§ TO BE DONE
Transcribe every entry word for word, leaving out all images.
# INPUT DATA start
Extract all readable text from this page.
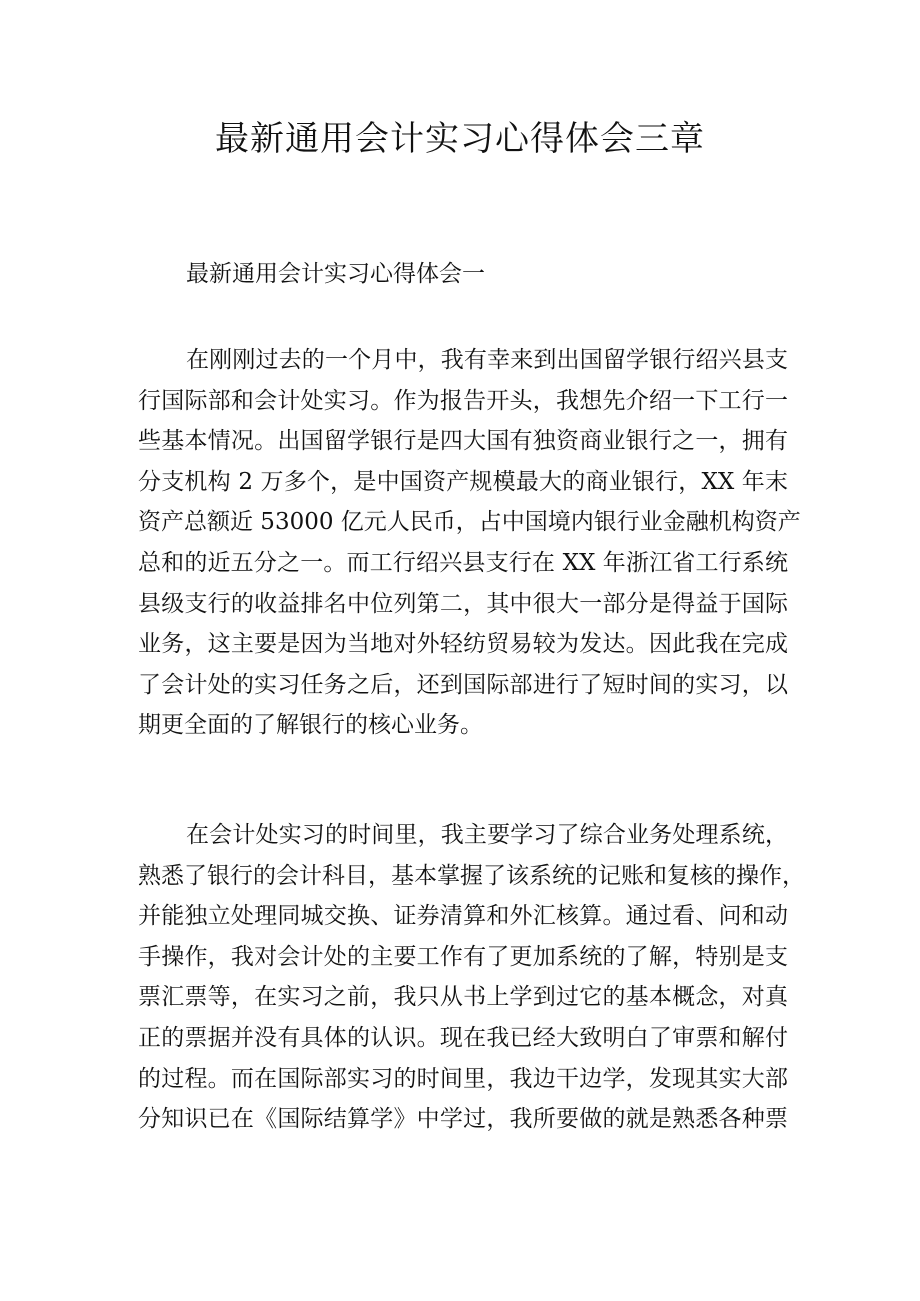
最新通用会计实习心得体会三章

最新通用会计实习心得体会一

在刚刚过去的一个月中，我有幸来到出国留学银行绍兴县支
行国际部和会计处实习。作为报告开头，我想先介绍一下工行一
些基本情况。出国留学银行是四大国有独资商业银行之一，拥有
分支机构 2 万多个，是中国资产规模最大的商业银行，XX 年末
资产总额近 53000 亿元人民币，占中国境内银行业金融机构资产
总和的近五分之一。而工行绍兴县支行在 XX 年浙江省工行系统
县级支行的收益排名中位列第二，其中很大一部分是得益于国际
业务，这主要是因为当地对外轻纺贸易较为发达。因此我在完成
了会计处的实习任务之后，还到国际部进行了短时间的实习，以
期更全面的了解银行的核心业务。
在会计处实习的时间里，我主要学习了综合业务处理系统，
熟悉了银行的会计科目，基本掌握了该系统的记账和复核的操作，
并能独立处理同城交换、证券清算和外汇核算。通过看、问和动
手操作，我对会计处的主要工作有了更加系统的了解，特别是支
票汇票等，在实习之前，我只从书上学到过它的基本概念，对真
正的票据并没有具体的认识。现在我已经大致明白了审票和解付
的过程。而在国际部实习的时间里，我边干边学，发现其实大部
分知识已在《国际结算学》中学过，我所要做的就是熟悉各种票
# INPUT DATA end
§ WRITTEN SOLUTION
Extract all readable text from this page.
最新通用会计实习心得体会三章

最新通用会计实习心得体会一

在刚刚过去的一个月中，我有幸来到出国留学银行绍兴县支
行国际部和会计处实习。作为报告开头，我想先介绍一下工行一
些基本情况。出国留学银行是四大国有独资商业银行之一，拥有
分支机构 2 万多个，是中国资产规模最大的商业银行，XX 年末
资产总额近 53000 亿元人民币，占中国境内银行业金融机构资产
总和的近五分之一。而工行绍兴县支行在 XX 年浙江省工行系统
县级支行的收益排名中位列第二，其中很大一部分是得益于国际
业务，这主要是因为当地对外轻纺贸易较为发达。因此我在完成
了会计处的实习任务之后，还到国际部进行了短时间的实习，以
期更全面的了解银行的核心业务。
在会计处实习的时间里，我主要学习了综合业务处理系统，
熟悉了银行的会计科目，基本掌握了该系统的记账和复核的操作，
并能独立处理同城交换、证券清算和外汇核算。通过看、问和动
手操作，我对会计处的主要工作有了更加系统的了解，特别是支
票汇票等，在实习之前，我只从书上学到过它的基本概念，对真
正的票据并没有具体的认识。现在我已经大致明白了审票和解付
的过程。而在国际部实习的时间里，我边干边学，发现其实大部
分知识已在《国际结算学》中学过，我所要做的就是熟悉各种票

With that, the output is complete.